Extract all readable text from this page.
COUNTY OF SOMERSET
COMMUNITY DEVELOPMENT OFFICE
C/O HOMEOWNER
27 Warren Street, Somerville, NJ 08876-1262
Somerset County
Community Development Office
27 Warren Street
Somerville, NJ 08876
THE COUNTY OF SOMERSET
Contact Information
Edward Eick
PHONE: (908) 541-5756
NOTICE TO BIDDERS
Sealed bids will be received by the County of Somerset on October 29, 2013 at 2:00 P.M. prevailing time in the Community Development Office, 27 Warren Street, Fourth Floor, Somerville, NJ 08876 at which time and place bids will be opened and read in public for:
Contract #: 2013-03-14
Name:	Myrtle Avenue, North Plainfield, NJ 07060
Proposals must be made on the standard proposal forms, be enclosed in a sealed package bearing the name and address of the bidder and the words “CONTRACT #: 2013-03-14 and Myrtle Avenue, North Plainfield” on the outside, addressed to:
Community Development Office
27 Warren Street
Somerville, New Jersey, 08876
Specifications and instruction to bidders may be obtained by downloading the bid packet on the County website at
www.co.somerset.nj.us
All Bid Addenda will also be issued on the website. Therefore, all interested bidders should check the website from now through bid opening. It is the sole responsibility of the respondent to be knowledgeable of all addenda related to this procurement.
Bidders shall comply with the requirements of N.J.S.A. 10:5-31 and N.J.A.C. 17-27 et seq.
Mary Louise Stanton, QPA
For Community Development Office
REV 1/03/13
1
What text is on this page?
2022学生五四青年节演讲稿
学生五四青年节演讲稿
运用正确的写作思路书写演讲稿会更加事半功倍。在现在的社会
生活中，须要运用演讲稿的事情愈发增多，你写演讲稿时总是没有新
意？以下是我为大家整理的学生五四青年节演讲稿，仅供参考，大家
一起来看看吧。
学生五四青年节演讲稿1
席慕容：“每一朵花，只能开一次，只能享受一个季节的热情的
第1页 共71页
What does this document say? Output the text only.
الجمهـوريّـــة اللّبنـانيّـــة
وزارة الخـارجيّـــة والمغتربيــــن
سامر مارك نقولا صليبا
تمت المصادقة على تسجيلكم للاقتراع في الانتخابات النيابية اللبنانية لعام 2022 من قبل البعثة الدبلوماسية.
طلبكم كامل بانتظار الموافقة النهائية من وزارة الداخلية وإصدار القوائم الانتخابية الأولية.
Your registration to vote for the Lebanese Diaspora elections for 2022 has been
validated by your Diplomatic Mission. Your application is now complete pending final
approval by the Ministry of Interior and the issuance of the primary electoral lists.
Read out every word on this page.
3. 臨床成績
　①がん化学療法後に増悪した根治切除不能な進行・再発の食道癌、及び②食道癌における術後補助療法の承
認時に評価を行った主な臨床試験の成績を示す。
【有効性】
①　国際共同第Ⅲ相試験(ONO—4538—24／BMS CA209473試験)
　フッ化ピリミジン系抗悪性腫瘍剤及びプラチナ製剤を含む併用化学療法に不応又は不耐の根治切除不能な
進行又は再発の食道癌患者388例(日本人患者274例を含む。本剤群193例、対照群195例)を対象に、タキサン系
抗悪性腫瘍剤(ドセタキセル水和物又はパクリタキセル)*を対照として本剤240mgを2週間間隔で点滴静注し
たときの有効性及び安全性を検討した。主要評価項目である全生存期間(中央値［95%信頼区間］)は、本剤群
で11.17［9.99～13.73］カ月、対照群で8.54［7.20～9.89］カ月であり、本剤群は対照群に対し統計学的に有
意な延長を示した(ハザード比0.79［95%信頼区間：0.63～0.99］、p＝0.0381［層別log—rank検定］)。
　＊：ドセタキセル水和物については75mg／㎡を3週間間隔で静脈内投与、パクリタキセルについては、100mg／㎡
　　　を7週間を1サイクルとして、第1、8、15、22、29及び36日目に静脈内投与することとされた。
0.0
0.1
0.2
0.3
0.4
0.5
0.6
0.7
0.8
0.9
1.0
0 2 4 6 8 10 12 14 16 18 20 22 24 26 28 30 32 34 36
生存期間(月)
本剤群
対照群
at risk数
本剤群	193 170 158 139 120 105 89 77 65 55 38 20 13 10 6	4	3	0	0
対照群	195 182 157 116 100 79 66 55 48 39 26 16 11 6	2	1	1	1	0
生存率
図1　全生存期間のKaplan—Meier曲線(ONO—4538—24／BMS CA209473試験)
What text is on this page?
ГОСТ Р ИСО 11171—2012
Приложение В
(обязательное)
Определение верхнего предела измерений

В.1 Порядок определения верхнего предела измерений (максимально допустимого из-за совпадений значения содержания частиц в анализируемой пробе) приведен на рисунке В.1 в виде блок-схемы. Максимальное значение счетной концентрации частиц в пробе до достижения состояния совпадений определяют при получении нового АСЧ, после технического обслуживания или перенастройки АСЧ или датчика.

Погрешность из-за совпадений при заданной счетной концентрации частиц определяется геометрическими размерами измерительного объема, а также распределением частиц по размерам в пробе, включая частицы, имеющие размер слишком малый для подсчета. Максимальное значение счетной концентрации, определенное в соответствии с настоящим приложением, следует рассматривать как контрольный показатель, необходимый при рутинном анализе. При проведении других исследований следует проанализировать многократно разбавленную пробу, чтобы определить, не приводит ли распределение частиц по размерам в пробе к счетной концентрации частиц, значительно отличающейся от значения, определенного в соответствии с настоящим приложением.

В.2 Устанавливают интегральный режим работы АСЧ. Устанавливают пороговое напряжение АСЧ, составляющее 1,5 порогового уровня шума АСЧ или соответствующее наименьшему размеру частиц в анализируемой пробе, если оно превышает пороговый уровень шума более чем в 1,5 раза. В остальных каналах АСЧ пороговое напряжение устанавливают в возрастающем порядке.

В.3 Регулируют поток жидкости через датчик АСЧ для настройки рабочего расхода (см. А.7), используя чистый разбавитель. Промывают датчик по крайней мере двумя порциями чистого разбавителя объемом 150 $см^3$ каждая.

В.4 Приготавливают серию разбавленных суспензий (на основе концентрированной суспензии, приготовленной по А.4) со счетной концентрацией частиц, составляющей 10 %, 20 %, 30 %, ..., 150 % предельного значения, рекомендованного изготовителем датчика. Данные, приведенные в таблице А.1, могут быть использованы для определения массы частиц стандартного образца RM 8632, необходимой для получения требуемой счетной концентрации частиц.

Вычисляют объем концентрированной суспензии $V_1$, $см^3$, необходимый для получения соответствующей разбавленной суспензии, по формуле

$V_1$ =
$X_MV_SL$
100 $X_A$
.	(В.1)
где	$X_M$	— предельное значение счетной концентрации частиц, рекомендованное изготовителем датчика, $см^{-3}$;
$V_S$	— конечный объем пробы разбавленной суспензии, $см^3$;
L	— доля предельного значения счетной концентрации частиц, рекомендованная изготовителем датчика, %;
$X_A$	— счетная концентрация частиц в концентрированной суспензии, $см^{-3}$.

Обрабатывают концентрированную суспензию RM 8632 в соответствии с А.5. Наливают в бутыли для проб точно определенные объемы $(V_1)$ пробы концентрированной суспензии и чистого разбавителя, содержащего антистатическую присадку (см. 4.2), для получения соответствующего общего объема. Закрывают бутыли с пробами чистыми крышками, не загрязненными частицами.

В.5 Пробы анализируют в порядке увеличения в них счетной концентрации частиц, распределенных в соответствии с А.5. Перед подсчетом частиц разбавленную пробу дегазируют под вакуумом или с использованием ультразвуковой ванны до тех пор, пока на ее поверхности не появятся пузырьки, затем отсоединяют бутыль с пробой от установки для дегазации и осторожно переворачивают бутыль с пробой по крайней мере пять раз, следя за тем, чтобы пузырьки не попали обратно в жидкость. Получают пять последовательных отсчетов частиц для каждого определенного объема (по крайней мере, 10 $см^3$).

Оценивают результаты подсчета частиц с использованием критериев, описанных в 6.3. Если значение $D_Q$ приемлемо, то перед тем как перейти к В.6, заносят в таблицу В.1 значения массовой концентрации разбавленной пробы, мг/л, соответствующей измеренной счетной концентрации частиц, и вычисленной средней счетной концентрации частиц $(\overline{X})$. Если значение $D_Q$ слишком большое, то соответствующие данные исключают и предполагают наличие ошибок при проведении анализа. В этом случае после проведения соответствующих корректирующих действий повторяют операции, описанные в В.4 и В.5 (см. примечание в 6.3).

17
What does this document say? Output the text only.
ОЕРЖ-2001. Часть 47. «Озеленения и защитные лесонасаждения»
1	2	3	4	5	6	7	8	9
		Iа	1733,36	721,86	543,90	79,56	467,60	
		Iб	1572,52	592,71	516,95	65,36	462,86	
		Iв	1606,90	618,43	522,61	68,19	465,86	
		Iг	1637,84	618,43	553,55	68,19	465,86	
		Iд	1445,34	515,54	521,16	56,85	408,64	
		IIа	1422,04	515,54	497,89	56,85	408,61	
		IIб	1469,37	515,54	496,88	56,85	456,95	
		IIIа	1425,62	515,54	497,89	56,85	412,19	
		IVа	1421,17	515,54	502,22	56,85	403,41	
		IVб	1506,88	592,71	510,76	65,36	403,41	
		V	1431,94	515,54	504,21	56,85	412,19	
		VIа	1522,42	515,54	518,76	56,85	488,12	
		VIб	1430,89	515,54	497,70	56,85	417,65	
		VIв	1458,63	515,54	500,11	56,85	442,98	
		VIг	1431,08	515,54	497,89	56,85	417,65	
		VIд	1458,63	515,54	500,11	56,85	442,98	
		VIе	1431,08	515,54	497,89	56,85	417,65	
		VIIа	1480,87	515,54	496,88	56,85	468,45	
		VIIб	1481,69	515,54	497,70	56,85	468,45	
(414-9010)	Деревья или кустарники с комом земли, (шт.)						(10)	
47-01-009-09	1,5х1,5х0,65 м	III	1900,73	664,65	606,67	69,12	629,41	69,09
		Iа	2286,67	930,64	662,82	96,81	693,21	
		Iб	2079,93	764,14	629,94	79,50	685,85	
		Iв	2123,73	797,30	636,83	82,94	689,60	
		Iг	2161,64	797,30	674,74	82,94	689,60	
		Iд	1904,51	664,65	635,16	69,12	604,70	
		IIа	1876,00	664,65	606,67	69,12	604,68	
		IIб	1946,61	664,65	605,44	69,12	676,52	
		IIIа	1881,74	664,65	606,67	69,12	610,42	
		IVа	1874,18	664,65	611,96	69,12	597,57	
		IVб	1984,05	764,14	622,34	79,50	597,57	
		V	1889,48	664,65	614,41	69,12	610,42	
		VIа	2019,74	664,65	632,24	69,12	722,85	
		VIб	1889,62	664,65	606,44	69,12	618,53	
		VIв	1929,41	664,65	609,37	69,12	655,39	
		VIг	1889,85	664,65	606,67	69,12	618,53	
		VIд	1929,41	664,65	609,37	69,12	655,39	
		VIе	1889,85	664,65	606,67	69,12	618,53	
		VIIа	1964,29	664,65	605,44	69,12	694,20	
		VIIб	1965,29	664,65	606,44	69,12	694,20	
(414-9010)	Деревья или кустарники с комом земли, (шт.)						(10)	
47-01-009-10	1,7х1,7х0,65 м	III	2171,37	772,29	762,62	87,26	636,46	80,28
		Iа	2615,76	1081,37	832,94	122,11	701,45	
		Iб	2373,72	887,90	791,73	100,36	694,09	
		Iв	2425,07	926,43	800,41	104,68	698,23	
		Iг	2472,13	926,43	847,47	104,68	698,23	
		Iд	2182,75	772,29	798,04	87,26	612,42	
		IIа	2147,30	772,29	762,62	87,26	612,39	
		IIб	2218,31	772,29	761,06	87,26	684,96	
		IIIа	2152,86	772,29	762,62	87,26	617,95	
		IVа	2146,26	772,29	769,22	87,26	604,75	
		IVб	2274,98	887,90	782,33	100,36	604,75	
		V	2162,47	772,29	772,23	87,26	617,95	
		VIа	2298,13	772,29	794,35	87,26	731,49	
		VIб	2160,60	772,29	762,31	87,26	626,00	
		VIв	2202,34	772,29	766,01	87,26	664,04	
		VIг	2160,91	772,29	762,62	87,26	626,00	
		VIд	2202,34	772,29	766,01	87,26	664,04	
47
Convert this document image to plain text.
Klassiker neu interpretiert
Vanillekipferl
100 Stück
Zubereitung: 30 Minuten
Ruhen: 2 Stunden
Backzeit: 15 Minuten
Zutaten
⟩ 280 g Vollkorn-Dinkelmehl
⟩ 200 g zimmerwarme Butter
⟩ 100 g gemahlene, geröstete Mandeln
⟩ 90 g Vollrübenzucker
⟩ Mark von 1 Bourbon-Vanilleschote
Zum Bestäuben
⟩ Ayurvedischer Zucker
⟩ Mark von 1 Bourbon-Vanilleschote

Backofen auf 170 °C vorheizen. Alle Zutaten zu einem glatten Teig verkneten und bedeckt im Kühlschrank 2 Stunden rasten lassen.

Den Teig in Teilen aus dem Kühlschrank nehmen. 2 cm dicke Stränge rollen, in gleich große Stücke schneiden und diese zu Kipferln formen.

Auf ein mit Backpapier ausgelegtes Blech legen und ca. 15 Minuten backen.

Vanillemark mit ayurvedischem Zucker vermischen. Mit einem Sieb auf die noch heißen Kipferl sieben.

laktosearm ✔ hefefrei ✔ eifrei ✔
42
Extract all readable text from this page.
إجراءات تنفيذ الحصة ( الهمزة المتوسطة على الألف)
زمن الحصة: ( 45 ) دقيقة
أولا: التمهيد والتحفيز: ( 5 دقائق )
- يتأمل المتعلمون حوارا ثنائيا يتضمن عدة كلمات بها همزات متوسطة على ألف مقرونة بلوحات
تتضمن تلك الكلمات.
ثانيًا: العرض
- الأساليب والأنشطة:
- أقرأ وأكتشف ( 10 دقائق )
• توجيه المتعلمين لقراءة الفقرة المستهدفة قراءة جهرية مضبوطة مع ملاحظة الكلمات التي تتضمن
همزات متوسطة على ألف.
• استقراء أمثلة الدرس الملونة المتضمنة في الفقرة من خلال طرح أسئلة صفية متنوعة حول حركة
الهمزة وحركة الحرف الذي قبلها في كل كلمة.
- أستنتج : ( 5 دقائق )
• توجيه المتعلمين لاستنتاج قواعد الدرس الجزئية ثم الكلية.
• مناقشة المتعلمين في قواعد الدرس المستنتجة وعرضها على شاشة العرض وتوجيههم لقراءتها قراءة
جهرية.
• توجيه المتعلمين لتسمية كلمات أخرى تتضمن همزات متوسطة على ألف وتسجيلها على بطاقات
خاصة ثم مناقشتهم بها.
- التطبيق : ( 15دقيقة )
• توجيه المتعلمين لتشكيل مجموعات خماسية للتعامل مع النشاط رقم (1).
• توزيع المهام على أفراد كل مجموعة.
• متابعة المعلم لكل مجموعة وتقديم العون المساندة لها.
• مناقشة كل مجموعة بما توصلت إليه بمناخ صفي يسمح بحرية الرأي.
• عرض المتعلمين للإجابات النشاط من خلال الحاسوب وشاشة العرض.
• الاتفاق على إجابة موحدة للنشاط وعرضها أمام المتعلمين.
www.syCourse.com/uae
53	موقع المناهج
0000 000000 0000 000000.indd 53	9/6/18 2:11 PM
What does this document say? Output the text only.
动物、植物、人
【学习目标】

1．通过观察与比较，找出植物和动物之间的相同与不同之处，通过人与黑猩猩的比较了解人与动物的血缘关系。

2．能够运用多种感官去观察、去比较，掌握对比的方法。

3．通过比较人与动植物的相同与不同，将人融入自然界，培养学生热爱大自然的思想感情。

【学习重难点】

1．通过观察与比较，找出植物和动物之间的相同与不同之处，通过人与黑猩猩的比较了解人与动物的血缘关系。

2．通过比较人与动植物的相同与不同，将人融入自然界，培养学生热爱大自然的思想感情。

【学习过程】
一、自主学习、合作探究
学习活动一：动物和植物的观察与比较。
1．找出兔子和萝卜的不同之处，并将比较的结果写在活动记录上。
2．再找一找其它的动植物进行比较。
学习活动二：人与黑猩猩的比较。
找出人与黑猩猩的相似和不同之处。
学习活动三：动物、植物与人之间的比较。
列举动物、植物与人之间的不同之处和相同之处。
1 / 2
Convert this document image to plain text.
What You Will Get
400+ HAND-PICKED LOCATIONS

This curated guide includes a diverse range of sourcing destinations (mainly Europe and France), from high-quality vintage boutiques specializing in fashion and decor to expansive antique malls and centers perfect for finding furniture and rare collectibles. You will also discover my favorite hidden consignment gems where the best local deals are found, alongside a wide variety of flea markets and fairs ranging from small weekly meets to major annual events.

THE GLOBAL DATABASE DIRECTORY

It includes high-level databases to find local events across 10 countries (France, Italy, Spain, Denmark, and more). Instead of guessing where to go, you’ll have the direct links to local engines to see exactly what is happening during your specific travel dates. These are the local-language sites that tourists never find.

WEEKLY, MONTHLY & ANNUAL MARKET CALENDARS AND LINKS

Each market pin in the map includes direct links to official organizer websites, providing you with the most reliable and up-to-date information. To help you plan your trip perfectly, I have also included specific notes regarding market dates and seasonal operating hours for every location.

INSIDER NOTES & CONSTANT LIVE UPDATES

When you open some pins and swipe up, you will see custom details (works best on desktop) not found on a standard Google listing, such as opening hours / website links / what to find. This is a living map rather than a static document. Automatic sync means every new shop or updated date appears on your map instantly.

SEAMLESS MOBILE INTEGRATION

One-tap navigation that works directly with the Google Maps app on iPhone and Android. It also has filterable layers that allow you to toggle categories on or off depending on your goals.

_Exercise instructions_
Copy all the lines above that hold the string "قراءة".

_In response_
• توجيه المتعلمين لقراءة الفقرة المستهدفة قراءة جهرية مضبوطة مع ملاحظة الكلمات التي تتضمن
• مناقشة المتعلمين في قواعد الدرس المستنتجة وعرضها على شاشة العرض وتوجيههم لقراءتها قراءة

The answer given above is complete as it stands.